"""

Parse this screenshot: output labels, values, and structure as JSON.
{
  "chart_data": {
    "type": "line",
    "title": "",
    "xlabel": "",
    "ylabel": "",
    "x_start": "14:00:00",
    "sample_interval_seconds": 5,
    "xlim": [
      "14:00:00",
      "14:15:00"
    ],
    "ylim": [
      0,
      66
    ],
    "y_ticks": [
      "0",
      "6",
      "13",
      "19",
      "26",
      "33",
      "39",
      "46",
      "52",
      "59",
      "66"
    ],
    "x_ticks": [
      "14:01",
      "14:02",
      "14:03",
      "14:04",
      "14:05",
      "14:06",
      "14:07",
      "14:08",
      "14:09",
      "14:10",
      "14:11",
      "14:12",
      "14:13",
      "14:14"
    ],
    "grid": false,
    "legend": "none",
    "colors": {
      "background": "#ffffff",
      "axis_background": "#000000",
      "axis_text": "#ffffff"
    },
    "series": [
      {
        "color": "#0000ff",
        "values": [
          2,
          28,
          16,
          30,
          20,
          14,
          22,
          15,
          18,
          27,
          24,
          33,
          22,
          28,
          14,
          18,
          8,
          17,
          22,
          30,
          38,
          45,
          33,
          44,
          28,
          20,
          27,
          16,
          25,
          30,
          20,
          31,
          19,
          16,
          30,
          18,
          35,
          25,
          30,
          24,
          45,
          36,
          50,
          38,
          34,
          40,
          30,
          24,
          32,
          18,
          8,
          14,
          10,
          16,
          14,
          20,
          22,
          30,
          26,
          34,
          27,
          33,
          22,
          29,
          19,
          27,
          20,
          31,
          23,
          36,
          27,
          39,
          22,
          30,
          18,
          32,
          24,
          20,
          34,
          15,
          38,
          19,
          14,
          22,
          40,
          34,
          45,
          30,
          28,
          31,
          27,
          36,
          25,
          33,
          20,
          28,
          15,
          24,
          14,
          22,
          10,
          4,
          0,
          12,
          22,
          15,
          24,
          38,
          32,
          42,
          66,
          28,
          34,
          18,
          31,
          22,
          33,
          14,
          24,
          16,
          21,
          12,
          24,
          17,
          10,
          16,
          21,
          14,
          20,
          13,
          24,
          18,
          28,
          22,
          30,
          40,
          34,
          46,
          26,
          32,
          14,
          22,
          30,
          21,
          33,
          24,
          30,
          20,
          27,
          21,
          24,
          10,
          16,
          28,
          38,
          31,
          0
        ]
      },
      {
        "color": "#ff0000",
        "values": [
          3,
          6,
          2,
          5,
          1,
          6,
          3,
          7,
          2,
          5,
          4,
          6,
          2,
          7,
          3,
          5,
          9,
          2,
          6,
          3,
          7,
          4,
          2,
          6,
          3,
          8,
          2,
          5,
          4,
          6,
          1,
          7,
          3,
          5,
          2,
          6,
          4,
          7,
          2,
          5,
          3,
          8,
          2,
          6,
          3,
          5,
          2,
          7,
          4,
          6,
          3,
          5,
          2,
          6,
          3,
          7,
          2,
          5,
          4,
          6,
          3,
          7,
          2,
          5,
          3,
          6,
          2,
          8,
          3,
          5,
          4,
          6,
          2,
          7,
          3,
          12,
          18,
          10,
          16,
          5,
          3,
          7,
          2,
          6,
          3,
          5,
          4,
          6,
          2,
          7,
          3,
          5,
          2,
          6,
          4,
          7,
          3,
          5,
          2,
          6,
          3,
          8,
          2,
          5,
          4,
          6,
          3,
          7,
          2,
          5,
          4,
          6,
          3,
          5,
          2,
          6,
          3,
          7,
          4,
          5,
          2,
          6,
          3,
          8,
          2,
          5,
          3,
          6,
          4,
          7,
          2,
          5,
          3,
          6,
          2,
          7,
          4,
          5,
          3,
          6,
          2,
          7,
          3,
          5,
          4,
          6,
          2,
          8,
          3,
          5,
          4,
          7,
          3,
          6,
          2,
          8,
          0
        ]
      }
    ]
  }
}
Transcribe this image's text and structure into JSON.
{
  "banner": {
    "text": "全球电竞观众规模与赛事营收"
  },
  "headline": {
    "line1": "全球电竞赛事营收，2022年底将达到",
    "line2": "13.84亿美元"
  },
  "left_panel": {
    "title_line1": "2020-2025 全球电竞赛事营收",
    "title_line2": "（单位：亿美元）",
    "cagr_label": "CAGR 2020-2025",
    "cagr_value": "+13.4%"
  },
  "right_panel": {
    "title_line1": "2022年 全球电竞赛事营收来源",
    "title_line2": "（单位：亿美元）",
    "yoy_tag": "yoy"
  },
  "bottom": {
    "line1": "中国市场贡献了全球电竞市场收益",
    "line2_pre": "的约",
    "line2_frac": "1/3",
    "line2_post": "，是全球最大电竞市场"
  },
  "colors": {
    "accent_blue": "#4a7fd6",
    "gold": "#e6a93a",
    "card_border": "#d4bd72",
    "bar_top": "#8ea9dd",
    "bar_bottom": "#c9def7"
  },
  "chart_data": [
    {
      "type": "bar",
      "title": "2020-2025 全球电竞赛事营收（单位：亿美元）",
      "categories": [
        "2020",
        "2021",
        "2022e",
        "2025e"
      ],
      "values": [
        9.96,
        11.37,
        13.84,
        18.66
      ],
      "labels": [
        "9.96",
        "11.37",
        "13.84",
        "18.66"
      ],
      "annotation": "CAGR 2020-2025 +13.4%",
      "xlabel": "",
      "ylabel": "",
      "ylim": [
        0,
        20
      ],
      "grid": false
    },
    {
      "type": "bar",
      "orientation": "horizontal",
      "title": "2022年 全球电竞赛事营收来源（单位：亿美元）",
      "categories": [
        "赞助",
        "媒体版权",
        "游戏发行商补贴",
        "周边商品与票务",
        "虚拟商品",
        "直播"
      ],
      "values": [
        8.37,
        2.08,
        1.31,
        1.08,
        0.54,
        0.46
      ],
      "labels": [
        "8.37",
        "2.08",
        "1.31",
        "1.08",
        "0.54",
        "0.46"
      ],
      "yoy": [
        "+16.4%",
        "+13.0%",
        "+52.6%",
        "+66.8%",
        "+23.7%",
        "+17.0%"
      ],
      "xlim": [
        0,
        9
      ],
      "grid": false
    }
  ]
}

"""

SET PROBLEM: Repeat all entries. Match them exactly.

FINAL ANSWER:
Parse this screenshot: output labels, values, and structure as JSON.
{
  "chart_data": {
    "type": "line",
    "title": "",
    "xlabel": "",
    "ylabel": "",
    "x_start": "14:00:00",
    "sample_interval_seconds": 5,
    "xlim": [
      "14:00:00",
      "14:15:00"
    ],
    "ylim": [
      0,
      66
    ],
    "y_ticks": [
      "0",
      "6",
      "13",
      "19",
      "26",
      "33",
      "39",
      "46",
      "52",
      "59",
      "66"
    ],
    "x_ticks": [
      "14:01",
      "14:02",
      "14:03",
      "14:04",
      "14:05",
      "14:06",
      "14:07",
      "14:08",
      "14:09",
      "14:10",
      "14:11",
      "14:12",
      "14:13",
      "14:14"
    ],
    "grid": false,
    "legend": "none",
    "colors": {
      "background": "#ffffff",
      "axis_background": "#000000",
      "axis_text": "#ffffff"
    },
    "series": [
      {
        "color": "#0000ff",
        "values": [
          2,
          28,
          16,
          30,
          20,
          14,
          22,
          15,
          18,
          27,
          24,
          33,
          22,
          28,
          14,
          18,
          8,
          17,
          22,
          30,
          38,
          45,
          33,
          44,
          28,
          20,
          27,
          16,
          25,
          30,
          20,
          31,
          19,
          16,
          30,
          18,
          35,
          25,
          30,
          24,
          45,
          36,
          50,
          38,
          34,
          40,
          30,
          24,
          32,
          18,
          8,
          14,
          10,
          16,
          14,
          20,
          22,
          30,
          26,
          34,
          27,
          33,
          22,
          29,
          19,
          27,
          20,
          31,
          23,
          36,
          27,
          39,
          22,
          30,
          18,
          32,
          24,
          20,
          34,
          15,
          38,
          19,
          14,
          22,
          40,
          34,
          45,
          30,
          28,
          31,
          27,
          36,
          25,
          33,
          20,
          28,
          15,
          24,
          14,
          22,
          10,
          4,
          0,
          12,
          22,
          15,
          24,
          38,
          32,
          42,
          66,
          28,
          34,
          18,
          31,
          22,
          33,
          14,
          24,
          16,
          21,
          12,
          24,
          17,
          10,
          16,
          21,
          14,
          20,
          13,
          24,
          18,
          28,
          22,
          30,
          40,
          34,
          46,
          26,
          32,
          14,
          22,
          30,
          21,
          33,
          24,
          30,
          20,
          27,
          21,
          24,
          10,
          16,
          28,
          38,
          31,
          0
        ]
      },
      {
        "color": "#ff0000",
        "values": [
          3,
          6,
          2,
          5,
          1,
          6,
          3,
          7,
          2,
          5,
          4,
          6,
          2,
          7,
          3,
          5,
          9,
          2,
          6,
          3,
          7,
          4,
          2,
          6,
          3,
          8,
          2,
          5,
          4,
          6,
          1,
          7,
          3,
          5,
          2,
          6,
          4,
          7,
          2,
          5,
          3,
          8,
          2,
          6,
          3,
          5,
          2,
          7,
          4,
          6,
          3,
          5,
          2,
          6,
          3,
          7,
          2,
          5,
          4,
          6,
          3,
          7,
          2,
          5,
          3,
          6,
          2,
          8,
          3,
          5,
          4,
          6,
          2,
          7,
          3,
          12,
          18,
          10,
          16,
          5,
          3,
          7,
          2,
          6,
          3,
          5,
          4,
          6,
          2,
          7,
          3,
          5,
          2,
          6,
          4,
          7,
          3,
          5,
          2,
          6,
          3,
          8,
          2,
          5,
          4,
          6,
          3,
          7,
          2,
          5,
          4,
          6,
          3,
          5,
          2,
          6,
          3,
          7,
          4,
          5,
          2,
          6,
          3,
          8,
          2,
          5,
          3,
          6,
          4,
          7,
          2,
          5,
          3,
          6,
          2,
          7,
          4,
          5,
          3,
          6,
          2,
          7,
          3,
          5,
          4,
          6,
          2,
          8,
          3,
          5,
          4,
          7,
          3,
          6,
          2,
          8,
          0
        ]
      }
    ]
  }
}
Transcribe this image's text and structure into JSON.
{
  "banner": {
    "text": "全球电竞观众规模与赛事营收"
  },
  "headline": {
    "line1": "全球电竞赛事营收，2022年底将达到",
    "line2": "13.84亿美元"
  },
  "left_panel": {
    "title_line1": "2020-2025 全球电竞赛事营收",
    "title_line2": "（单位：亿美元）",
    "cagr_label": "CAGR 2020-2025",
    "cagr_value": "+13.4%"
  },
  "right_panel": {
    "title_line1": "2022年 全球电竞赛事营收来源",
    "title_line2": "（单位：亿美元）",
    "yoy_tag": "yoy"
  },
  "bottom": {
    "line1": "中国市场贡献了全球电竞市场收益",
    "line2_pre": "的约",
    "line2_frac": "1/3",
    "line2_post": "，是全球最大电竞市场"
  },
  "colors": {
    "accent_blue": "#4a7fd6",
    "gold": "#e6a93a",
    "card_border": "#d4bd72",
    "bar_top": "#8ea9dd",
    "bar_bottom": "#c9def7"
  },
  "chart_data": [
    {
      "type": "bar",
      "title": "2020-2025 全球电竞赛事营收（单位：亿美元）",
      "categories": [
        "2020",
        "2021",
        "2022e",
        "2025e"
      ],
      "values": [
        9.96,
        11.37,
        13.84,
        18.66
      ],
      "labels": [
        "9.96",
        "11.37",
        "13.84",
        "18.66"
      ],
      "annotation": "CAGR 2020-2025 +13.4%",
      "xlabel": "",
      "ylabel": "",
      "ylim": [
        0,
        20
      ],
      "grid": false
    },
    {
      "type": "bar",
      "orientation": "horizontal",
      "title": "2022年 全球电竞赛事营收来源（单位：亿美元）",
      "categories": [
        "赞助",
        "媒体版权",
        "游戏发行商补贴",
        "周边商品与票务",
        "虚拟商品",
        "直播"
      ],
      "values": [
        8.37,
        2.08,
        1.31,
        1.08,
        0.54,
        0.46
      ],
      "labels": [
        "8.37",
        "2.08",
        "1.31",
        "1.08",
        "0.54",
        "0.46"
      ],
      "yoy": [
        "+16.4%",
        "+13.0%",
        "+52.6%",
        "+66.8%",
        "+23.7%",
        "+17.0%"
      ],
      "xlim": [
        0,
        9
      ],
      "grid": false
    }
  ]
}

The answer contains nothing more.